EXERCISE DIRECTIONS: Please reproduce the entries below, substituting "specialized" for every "specialised" and leaving everything else unchanged.

DATA FOR THE TASK:
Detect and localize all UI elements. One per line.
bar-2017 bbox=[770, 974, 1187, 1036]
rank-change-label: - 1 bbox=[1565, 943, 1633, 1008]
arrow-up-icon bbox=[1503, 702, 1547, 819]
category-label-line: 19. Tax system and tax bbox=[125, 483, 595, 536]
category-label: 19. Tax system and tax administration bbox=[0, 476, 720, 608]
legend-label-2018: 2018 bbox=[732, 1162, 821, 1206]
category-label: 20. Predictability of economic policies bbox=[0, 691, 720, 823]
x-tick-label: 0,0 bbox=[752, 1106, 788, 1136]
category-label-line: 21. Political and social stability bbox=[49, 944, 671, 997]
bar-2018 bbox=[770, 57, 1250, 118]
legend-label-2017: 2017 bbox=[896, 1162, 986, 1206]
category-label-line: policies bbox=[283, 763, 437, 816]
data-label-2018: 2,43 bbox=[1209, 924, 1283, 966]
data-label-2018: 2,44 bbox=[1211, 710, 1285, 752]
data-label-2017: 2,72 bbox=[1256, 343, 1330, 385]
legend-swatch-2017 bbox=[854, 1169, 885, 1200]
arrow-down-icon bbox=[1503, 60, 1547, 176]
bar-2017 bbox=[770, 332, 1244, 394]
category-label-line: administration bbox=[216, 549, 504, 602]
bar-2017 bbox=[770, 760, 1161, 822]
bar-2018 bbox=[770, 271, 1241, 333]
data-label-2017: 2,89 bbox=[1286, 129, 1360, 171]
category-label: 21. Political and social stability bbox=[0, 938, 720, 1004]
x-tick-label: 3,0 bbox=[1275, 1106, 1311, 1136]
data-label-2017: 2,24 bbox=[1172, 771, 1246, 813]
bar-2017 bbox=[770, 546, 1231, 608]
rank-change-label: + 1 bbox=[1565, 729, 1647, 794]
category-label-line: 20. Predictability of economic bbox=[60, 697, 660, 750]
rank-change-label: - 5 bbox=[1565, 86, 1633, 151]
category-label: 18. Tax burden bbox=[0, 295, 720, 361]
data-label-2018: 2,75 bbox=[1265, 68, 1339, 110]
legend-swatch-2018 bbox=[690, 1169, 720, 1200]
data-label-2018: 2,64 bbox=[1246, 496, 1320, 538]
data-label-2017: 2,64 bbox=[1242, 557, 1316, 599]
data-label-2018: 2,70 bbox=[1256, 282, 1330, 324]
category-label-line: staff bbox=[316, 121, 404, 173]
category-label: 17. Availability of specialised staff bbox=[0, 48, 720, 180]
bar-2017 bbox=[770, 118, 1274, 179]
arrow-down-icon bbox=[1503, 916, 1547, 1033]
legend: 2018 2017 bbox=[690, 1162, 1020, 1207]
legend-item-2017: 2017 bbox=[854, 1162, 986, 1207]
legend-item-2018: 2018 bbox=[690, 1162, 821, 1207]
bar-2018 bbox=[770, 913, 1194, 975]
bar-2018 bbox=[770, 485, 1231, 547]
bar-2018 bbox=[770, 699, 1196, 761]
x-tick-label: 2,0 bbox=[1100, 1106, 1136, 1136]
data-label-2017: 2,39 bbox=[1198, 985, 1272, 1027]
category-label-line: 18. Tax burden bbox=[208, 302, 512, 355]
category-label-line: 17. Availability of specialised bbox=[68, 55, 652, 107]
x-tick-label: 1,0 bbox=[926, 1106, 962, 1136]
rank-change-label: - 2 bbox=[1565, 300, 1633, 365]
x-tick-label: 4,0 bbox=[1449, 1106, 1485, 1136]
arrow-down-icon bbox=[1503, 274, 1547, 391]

RESULT:
Detect and localize all UI elements. One per line.
bar-2017 bbox=[770, 974, 1187, 1036]
rank-change-label: - 1 bbox=[1565, 943, 1633, 1008]
arrow-up-icon bbox=[1503, 702, 1547, 819]
category-label-line: 19. Tax system and tax bbox=[125, 483, 595, 536]
category-label: 19. Tax system and tax administration bbox=[0, 476, 720, 608]
legend-label-2018: 2018 bbox=[732, 1162, 821, 1206]
category-label: 20. Predictability of economic policies bbox=[0, 691, 720, 823]
x-tick-label: 0,0 bbox=[752, 1106, 788, 1136]
category-label-line: 21. Political and social stability bbox=[49, 944, 671, 997]
bar-2018 bbox=[770, 57, 1250, 118]
legend-label-2017: 2017 bbox=[896, 1162, 986, 1206]
category-label-line: policies bbox=[283, 763, 437, 816]
data-label-2018: 2,43 bbox=[1209, 924, 1283, 966]
data-label-2018: 2,44 bbox=[1211, 710, 1285, 752]
data-label-2017: 2,72 bbox=[1256, 343, 1330, 385]
legend-swatch-2017 bbox=[854, 1169, 885, 1200]
arrow-down-icon bbox=[1503, 60, 1547, 176]
bar-2017 bbox=[770, 332, 1244, 394]
category-label-line: administration bbox=[216, 549, 504, 602]
bar-2017 bbox=[770, 760, 1161, 822]
bar-2018 bbox=[770, 271, 1241, 333]
data-label-2017: 2,89 bbox=[1286, 129, 1360, 171]
category-label: 21. Political and social stability bbox=[0, 938, 720, 1004]
x-tick-label: 3,0 bbox=[1275, 1106, 1311, 1136]
data-label-2017: 2,24 bbox=[1172, 771, 1246, 813]
bar-2017 bbox=[770, 546, 1231, 608]
rank-change-label: + 1 bbox=[1565, 729, 1647, 794]
category-label-line: 20. Predictability of economic bbox=[60, 697, 660, 750]
rank-change-label: - 5 bbox=[1565, 86, 1633, 151]
category-label: 18. Tax burden bbox=[0, 295, 720, 361]
data-label-2018: 2,75 bbox=[1265, 68, 1339, 110]
legend-swatch-2018 bbox=[690, 1169, 720, 1200]
data-label-2018: 2,64 bbox=[1246, 496, 1320, 538]
data-label-2017: 2,64 bbox=[1242, 557, 1316, 599]
data-label-2018: 2,70 bbox=[1256, 282, 1330, 324]
category-label-line: staff bbox=[316, 121, 404, 173]
category-label: 17. Availability of specialized staff bbox=[0, 48, 720, 180]
bar-2017 bbox=[770, 118, 1274, 179]
arrow-down-icon bbox=[1503, 916, 1547, 1033]
legend: 2018 2017 bbox=[690, 1162, 1020, 1207]
legend-item-2017: 2017 bbox=[854, 1162, 986, 1207]
legend-item-2018: 2018 bbox=[690, 1162, 821, 1207]
bar-2018 bbox=[770, 913, 1194, 975]
bar-2018 bbox=[770, 485, 1231, 547]
bar-2018 bbox=[770, 699, 1196, 761]
x-tick-label: 2,0 bbox=[1100, 1106, 1136, 1136]
data-label-2017: 2,39 bbox=[1198, 985, 1272, 1027]
category-label-line: 18. Tax burden bbox=[208, 302, 512, 355]
category-label-line: 17. Availability of specialized bbox=[68, 55, 652, 107]
x-tick-label: 1,0 bbox=[926, 1106, 962, 1136]
rank-change-label: - 2 bbox=[1565, 300, 1633, 365]
x-tick-label: 4,0 bbox=[1449, 1106, 1485, 1136]
arrow-down-icon bbox=[1503, 274, 1547, 391]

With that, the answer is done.